▶ _Aim_
Leaving out the pictures, transcribe all of the records faithfully.

▶ _Some records_
┄┄┄┄┄┄

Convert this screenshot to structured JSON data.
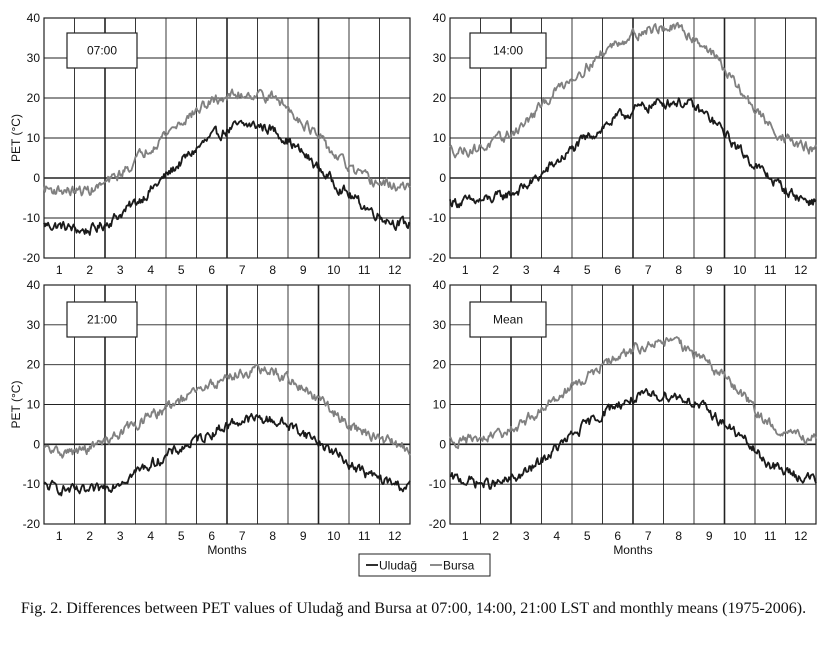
{
  "caption": "Fig. 2. Differences between PET values of Uludağ and Bursa at 07:00, 14:00, 21:00 LST and monthly means (1975-2006).",
  "legend": [
    "Uludağ",
    "Bursa"
  ],
  "colors": {
    "Uludağ": "#1a1a1a",
    "Bursa": "#808080"
  },
  "chart_data": [
    {
      "type": "line",
      "title": "07:00",
      "xlabel": "",
      "ylabel": "PET (°C)",
      "x": [
        1,
        2,
        3,
        4,
        5,
        6,
        7,
        8,
        9,
        10,
        11,
        12
      ],
      "xlim": [
        0.5,
        12.5
      ],
      "ylim": [
        -20,
        40
      ],
      "yticks": [
        -20,
        -10,
        0,
        10,
        20,
        30,
        40
      ],
      "series": [
        {
          "name": "Uludağ",
          "values": [
            -12,
            -13,
            -9,
            -3,
            4,
            10,
            13,
            12,
            6,
            -1,
            -7,
            -11
          ]
        },
        {
          "name": "Bursa",
          "values": [
            -3,
            -3,
            1,
            8,
            14,
            19,
            21,
            20,
            14,
            6,
            0,
            -2
          ]
        }
      ]
    },
    {
      "type": "line",
      "title": "14:00",
      "xlabel": "",
      "ylabel": "",
      "x": [
        1,
        2,
        3,
        4,
        5,
        6,
        7,
        8,
        9,
        10,
        11,
        12
      ],
      "xlim": [
        0.5,
        12.5
      ],
      "ylim": [
        -20,
        40
      ],
      "yticks": [
        -20,
        -10,
        0,
        10,
        20,
        30,
        40
      ],
      "series": [
        {
          "name": "Uludağ",
          "values": [
            -6,
            -5,
            -2,
            4,
            10,
            15,
            18,
            19,
            15,
            7,
            0,
            -5
          ]
        },
        {
          "name": "Bursa",
          "values": [
            7,
            9,
            14,
            22,
            28,
            34,
            37,
            37,
            32,
            22,
            13,
            8
          ]
        }
      ]
    },
    {
      "type": "line",
      "title": "21:00",
      "xlabel": "Months",
      "ylabel": "PET (°C)",
      "x": [
        1,
        2,
        3,
        4,
        5,
        6,
        7,
        8,
        9,
        10,
        11,
        12
      ],
      "xlim": [
        0.5,
        12.5
      ],
      "ylim": [
        -20,
        40
      ],
      "yticks": [
        -20,
        -10,
        0,
        10,
        20,
        30,
        40
      ],
      "series": [
        {
          "name": "Uludağ",
          "values": [
            -11,
            -12,
            -9,
            -5,
            -1,
            3,
            6,
            6,
            3,
            -2,
            -7,
            -10
          ]
        },
        {
          "name": "Bursa",
          "values": [
            -2,
            -1,
            3,
            7,
            11,
            15,
            18,
            18,
            14,
            8,
            3,
            0
          ]
        }
      ]
    },
    {
      "type": "line",
      "title": "Mean",
      "xlabel": "Months",
      "ylabel": "",
      "x": [
        1,
        2,
        3,
        4,
        5,
        6,
        7,
        8,
        9,
        10,
        11,
        12
      ],
      "xlim": [
        0.5,
        12.5
      ],
      "ylim": [
        -20,
        40
      ],
      "yticks": [
        -20,
        -10,
        0,
        10,
        20,
        30,
        40
      ],
      "series": [
        {
          "name": "Uludağ",
          "values": [
            -9,
            -10,
            -7,
            -1,
            5,
            10,
            12,
            12,
            8,
            2,
            -5,
            -8
          ]
        },
        {
          "name": "Bursa",
          "values": [
            1,
            2,
            6,
            12,
            17,
            22,
            25,
            25,
            20,
            13,
            5,
            2
          ]
        }
      ]
    }
  ]
}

┄┄┄┄┄┄

▶ _Reply to the exercise_
Convert this screenshot to structured JSON data.
{
  "caption": "Fig. 2. Differences between PET values of Uludağ and Bursa at 07:00, 14:00, 21:00 LST and monthly means (1975-2006).",
  "legend": [
    "Uludağ",
    "Bursa"
  ],
  "colors": {
    "Uludağ": "#1a1a1a",
    "Bursa": "#808080"
  },
  "chart_data": [
    {
      "type": "line",
      "title": "07:00",
      "xlabel": "",
      "ylabel": "PET (°C)",
      "x": [
        1,
        2,
        3,
        4,
        5,
        6,
        7,
        8,
        9,
        10,
        11,
        12
      ],
      "xlim": [
        0.5,
        12.5
      ],
      "ylim": [
        -20,
        40
      ],
      "yticks": [
        -20,
        -10,
        0,
        10,
        20,
        30,
        40
      ],
      "series": [
        {
          "name": "Uludağ",
          "values": [
            -12,
            -13,
            -9,
            -3,
            4,
            10,
            13,
            12,
            6,
            -1,
            -7,
            -11
          ]
        },
        {
          "name": "Bursa",
          "values": [
            -3,
            -3,
            1,
            8,
            14,
            19,
            21,
            20,
            14,
            6,
            0,
            -2
          ]
        }
      ]
    },
    {
      "type": "line",
      "title": "14:00",
      "xlabel": "",
      "ylabel": "",
      "x": [
        1,
        2,
        3,
        4,
        5,
        6,
        7,
        8,
        9,
        10,
        11,
        12
      ],
      "xlim": [
        0.5,
        12.5
      ],
      "ylim": [
        -20,
        40
      ],
      "yticks": [
        -20,
        -10,
        0,
        10,
        20,
        30,
        40
      ],
      "series": [
        {
          "name": "Uludağ",
          "values": [
            -6,
            -5,
            -2,
            4,
            10,
            15,
            18,
            19,
            15,
            7,
            0,
            -5
          ]
        },
        {
          "name": "Bursa",
          "values": [
            7,
            9,
            14,
            22,
            28,
            34,
            37,
            37,
            32,
            22,
            13,
            8
          ]
        }
      ]
    },
    {
      "type": "line",
      "title": "21:00",
      "xlabel": "Months",
      "ylabel": "PET (°C)",
      "x": [
        1,
        2,
        3,
        4,
        5,
        6,
        7,
        8,
        9,
        10,
        11,
        12
      ],
      "xlim": [
        0.5,
        12.5
      ],
      "ylim": [
        -20,
        40
      ],
      "yticks": [
        -20,
        -10,
        0,
        10,
        20,
        30,
        40
      ],
      "series": [
        {
          "name": "Uludağ",
          "values": [
            -11,
            -12,
            -9,
            -5,
            -1,
            3,
            6,
            6,
            3,
            -2,
            -7,
            -10
          ]
        },
        {
          "name": "Bursa",
          "values": [
            -2,
            -1,
            3,
            7,
            11,
            15,
            18,
            18,
            14,
            8,
            3,
            0
          ]
        }
      ]
    },
    {
      "type": "line",
      "title": "Mean",
      "xlabel": "Months",
      "ylabel": "",
      "x": [
        1,
        2,
        3,
        4,
        5,
        6,
        7,
        8,
        9,
        10,
        11,
        12
      ],
      "xlim": [
        0.5,
        12.5
      ],
      "ylim": [
        -20,
        40
      ],
      "yticks": [
        -20,
        -10,
        0,
        10,
        20,
        30,
        40
      ],
      "series": [
        {
          "name": "Uludağ",
          "values": [
            -9,
            -10,
            -7,
            -1,
            5,
            10,
            12,
            12,
            8,
            2,
            -5,
            -8
          ]
        },
        {
          "name": "Bursa",
          "values": [
            1,
            2,
            6,
            12,
            17,
            22,
            25,
            25,
            20,
            13,
            5,
            2
          ]
        }
      ]
    }
  ]
}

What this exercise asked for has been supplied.